__Written instruction__.
Copy all lines below exactly as written. Leave pictures out.

** Start of Records to process **

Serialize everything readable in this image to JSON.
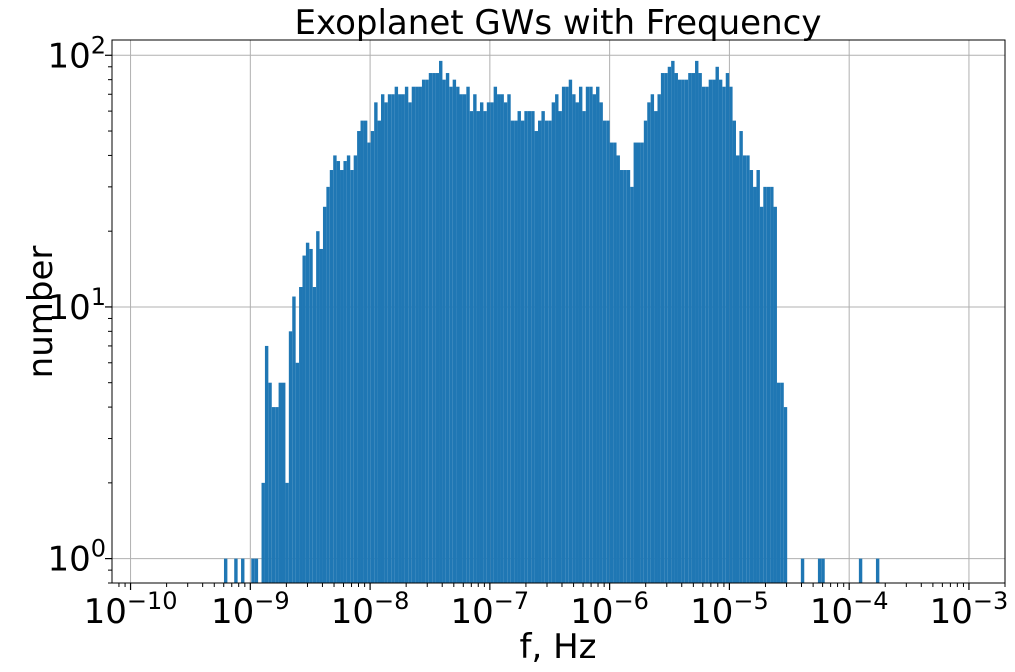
{
  "chart_data": {
    "type": "bar",
    "title": "Exoplanet GWs with Frequency",
    "xlabel": "f, Hz",
    "ylabel": "number",
    "xscale": "log",
    "yscale": "log",
    "xlim": [
      7e-11,
      0.002
    ],
    "ylim": [
      0.8,
      115
    ],
    "grid": true,
    "bar_color": "#1f77b4",
    "x_ticks": [
      {
        "base": "10",
        "exp": "−10",
        "value": 1e-10
      },
      {
        "base": "10",
        "exp": "−9",
        "value": 1e-09
      },
      {
        "base": "10",
        "exp": "−8",
        "value": 1e-08
      },
      {
        "base": "10",
        "exp": "−7",
        "value": 1e-07
      },
      {
        "base": "10",
        "exp": "−6",
        "value": 1e-06
      },
      {
        "base": "10",
        "exp": "−5",
        "value": 1e-05
      },
      {
        "base": "10",
        "exp": "−4",
        "value": 0.0001
      },
      {
        "base": "10",
        "exp": "−3",
        "value": 0.001
      }
    ],
    "y_ticks": [
      {
        "base": "10",
        "exp": "0",
        "value": 1
      },
      {
        "base": "10",
        "exp": "1",
        "value": 10
      },
      {
        "base": "10",
        "exp": "2",
        "value": 100
      }
    ],
    "bins": {
      "log10_first_left_edge": -9.22,
      "log10_width": 0.0285,
      "counts": [
        1,
        0,
        0,
        1,
        0,
        1,
        0,
        0,
        1,
        1,
        0,
        2,
        7,
        5,
        4,
        4,
        5,
        5,
        2,
        8,
        11,
        6,
        12,
        16,
        18,
        17,
        12,
        20,
        17,
        25,
        30,
        35,
        40,
        38,
        35,
        38,
        40,
        35,
        40,
        50,
        55,
        55,
        45,
        50,
        65,
        55,
        70,
        65,
        70,
        70,
        75,
        70,
        70,
        75,
        65,
        75,
        75,
        75,
        80,
        80,
        85,
        85,
        85,
        95,
        80,
        85,
        75,
        80,
        75,
        70,
        70,
        75,
        60,
        70,
        60,
        65,
        60,
        65,
        65,
        75,
        70,
        70,
        65,
        70,
        55,
        55,
        60,
        55,
        60,
        60,
        60,
        50,
        55,
        60,
        55,
        55,
        65,
        70,
        60,
        75,
        75,
        80,
        70,
        65,
        75,
        60,
        75,
        75,
        70,
        75,
        65,
        55,
        55,
        45,
        45,
        40,
        35,
        35,
        35,
        30,
        45,
        45,
        45,
        55,
        65,
        70,
        60,
        70,
        85,
        85,
        90,
        95,
        85,
        80,
        80,
        80,
        85,
        85,
        95,
        85,
        75,
        75,
        80,
        80,
        90,
        80,
        75,
        85,
        75,
        55,
        40,
        50,
        40,
        40,
        35,
        30,
        35,
        25,
        30,
        30,
        30,
        25,
        5,
        5,
        4,
        0,
        0,
        0,
        0,
        1,
        0,
        0,
        0,
        0,
        1,
        1,
        0,
        0,
        0,
        0,
        0,
        0,
        0,
        0,
        0,
        0,
        1,
        0,
        0,
        0,
        0,
        1
      ]
    }
  }
}
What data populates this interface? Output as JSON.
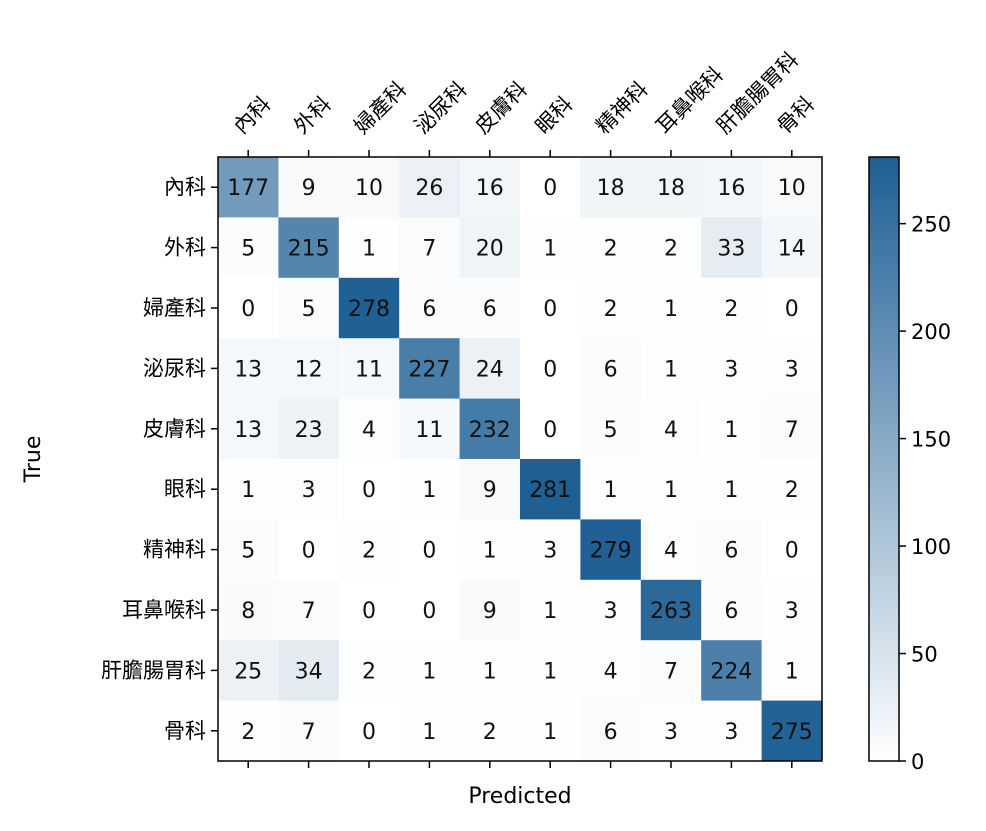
{
  "chart_data": {
    "type": "heatmap",
    "title": "",
    "xlabel": "Predicted",
    "ylabel": "True",
    "x_labels": [
      "內科",
      "外科",
      "婦產科",
      "泌尿科",
      "皮膚科",
      "眼科",
      "精神科",
      "耳鼻喉科",
      "肝膽腸胃科",
      "骨科"
    ],
    "y_labels": [
      "內科",
      "外科",
      "婦產科",
      "泌尿科",
      "皮膚科",
      "眼科",
      "精神科",
      "耳鼻喉科",
      "肝膽腸胃科",
      "骨科"
    ],
    "values": [
      [
        177,
        9,
        10,
        26,
        16,
        0,
        18,
        18,
        16,
        10
      ],
      [
        5,
        215,
        1,
        7,
        20,
        1,
        2,
        2,
        33,
        14
      ],
      [
        0,
        5,
        278,
        6,
        6,
        0,
        2,
        1,
        2,
        0
      ],
      [
        13,
        12,
        11,
        227,
        24,
        0,
        6,
        1,
        3,
        3
      ],
      [
        13,
        23,
        4,
        11,
        232,
        0,
        5,
        4,
        1,
        7
      ],
      [
        1,
        3,
        0,
        1,
        9,
        281,
        1,
        1,
        1,
        2
      ],
      [
        5,
        0,
        2,
        0,
        1,
        3,
        279,
        4,
        6,
        0
      ],
      [
        8,
        7,
        0,
        0,
        9,
        1,
        3,
        263,
        6,
        3
      ],
      [
        25,
        34,
        2,
        1,
        1,
        1,
        4,
        7,
        224,
        1
      ],
      [
        2,
        7,
        0,
        1,
        2,
        1,
        6,
        3,
        3,
        275
      ]
    ],
    "colorbar": {
      "min": 0,
      "max": 281,
      "ticks": [
        "0",
        "50",
        "100",
        "150",
        "200",
        "250"
      ],
      "colors": [
        "#ffffff",
        "#1e5f94"
      ]
    }
  }
}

** End of Records to process **

__Finished exercise__.
Serialize everything readable in this image to JSON.
{
  "chart_data": {
    "type": "bar",
    "title": "Exoplanet GWs with Frequency",
    "xlabel": "f, Hz",
    "ylabel": "number",
    "xscale": "log",
    "yscale": "log",
    "xlim": [
      7e-11,
      0.002
    ],
    "ylim": [
      0.8,
      115
    ],
    "grid": true,
    "bar_color": "#1f77b4",
    "x_ticks": [
      {
        "base": "10",
        "exp": "−10",
        "value": 1e-10
      },
      {
        "base": "10",
        "exp": "−9",
        "value": 1e-09
      },
      {
        "base": "10",
        "exp": "−8",
        "value": 1e-08
      },
      {
        "base": "10",
        "exp": "−7",
        "value": 1e-07
      },
      {
        "base": "10",
        "exp": "−6",
        "value": 1e-06
      },
      {
        "base": "10",
        "exp": "−5",
        "value": 1e-05
      },
      {
        "base": "10",
        "exp": "−4",
        "value": 0.0001
      },
      {
        "base": "10",
        "exp": "−3",
        "value": 0.001
      }
    ],
    "y_ticks": [
      {
        "base": "10",
        "exp": "0",
        "value": 1
      },
      {
        "base": "10",
        "exp": "1",
        "value": 10
      },
      {
        "base": "10",
        "exp": "2",
        "value": 100
      }
    ],
    "bins": {
      "log10_first_left_edge": -9.22,
      "log10_width": 0.0285,
      "counts": [
        1,
        0,
        0,
        1,
        0,
        1,
        0,
        0,
        1,
        1,
        0,
        2,
        7,
        5,
        4,
        4,
        5,
        5,
        2,
        8,
        11,
        6,
        12,
        16,
        18,
        17,
        12,
        20,
        17,
        25,
        30,
        35,
        40,
        38,
        35,
        38,
        40,
        35,
        40,
        50,
        55,
        55,
        45,
        50,
        65,
        55,
        70,
        65,
        70,
        70,
        75,
        70,
        70,
        75,
        65,
        75,
        75,
        75,
        80,
        80,
        85,
        85,
        85,
        95,
        80,
        85,
        75,
        80,
        75,
        70,
        70,
        75,
        60,
        70,
        60,
        65,
        60,
        65,
        65,
        75,
        70,
        70,
        65,
        70,
        55,
        55,
        60,
        55,
        60,
        60,
        60,
        50,
        55,
        60,
        55,
        55,
        65,
        70,
        60,
        75,
        75,
        80,
        70,
        65,
        75,
        60,
        75,
        75,
        70,
        75,
        65,
        55,
        55,
        45,
        45,
        40,
        35,
        35,
        35,
        30,
        45,
        45,
        45,
        55,
        65,
        70,
        60,
        70,
        85,
        85,
        90,
        95,
        85,
        80,
        80,
        80,
        85,
        85,
        95,
        85,
        75,
        75,
        80,
        80,
        90,
        80,
        75,
        85,
        75,
        55,
        40,
        50,
        40,
        40,
        35,
        30,
        35,
        25,
        30,
        30,
        30,
        25,
        5,
        5,
        4,
        0,
        0,
        0,
        0,
        1,
        0,
        0,
        0,
        0,
        1,
        1,
        0,
        0,
        0,
        0,
        0,
        0,
        0,
        0,
        0,
        0,
        1,
        0,
        0,
        0,
        0,
        1
      ]
    }
  }
}
What data populates this interface? Output as JSON.
{
  "chart_data": {
    "type": "heatmap",
    "title": "",
    "xlabel": "Predicted",
    "ylabel": "True",
    "x_labels": [
      "內科",
      "外科",
      "婦產科",
      "泌尿科",
      "皮膚科",
      "眼科",
      "精神科",
      "耳鼻喉科",
      "肝膽腸胃科",
      "骨科"
    ],
    "y_labels": [
      "內科",
      "外科",
      "婦產科",
      "泌尿科",
      "皮膚科",
      "眼科",
      "精神科",
      "耳鼻喉科",
      "肝膽腸胃科",
      "骨科"
    ],
    "values": [
      [
        177,
        9,
        10,
        26,
        16,
        0,
        18,
        18,
        16,
        10
      ],
      [
        5,
        215,
        1,
        7,
        20,
        1,
        2,
        2,
        33,
        14
      ],
      [
        0,
        5,
        278,
        6,
        6,
        0,
        2,
        1,
        2,
        0
      ],
      [
        13,
        12,
        11,
        227,
        24,
        0,
        6,
        1,
        3,
        3
      ],
      [
        13,
        23,
        4,
        11,
        232,
        0,
        5,
        4,
        1,
        7
      ],
      [
        1,
        3,
        0,
        1,
        9,
        281,
        1,
        1,
        1,
        2
      ],
      [
        5,
        0,
        2,
        0,
        1,
        3,
        279,
        4,
        6,
        0
      ],
      [
        8,
        7,
        0,
        0,
        9,
        1,
        3,
        263,
        6,
        3
      ],
      [
        25,
        34,
        2,
        1,
        1,
        1,
        4,
        7,
        224,
        1
      ],
      [
        2,
        7,
        0,
        1,
        2,
        1,
        6,
        3,
        3,
        275
      ]
    ],
    "colorbar": {
      "min": 0,
      "max": 281,
      "ticks": [
        "0",
        "50",
        "100",
        "150",
        "200",
        "250"
      ],
      "colors": [
        "#ffffff",
        "#1e5f94"
      ]
    }
  }
}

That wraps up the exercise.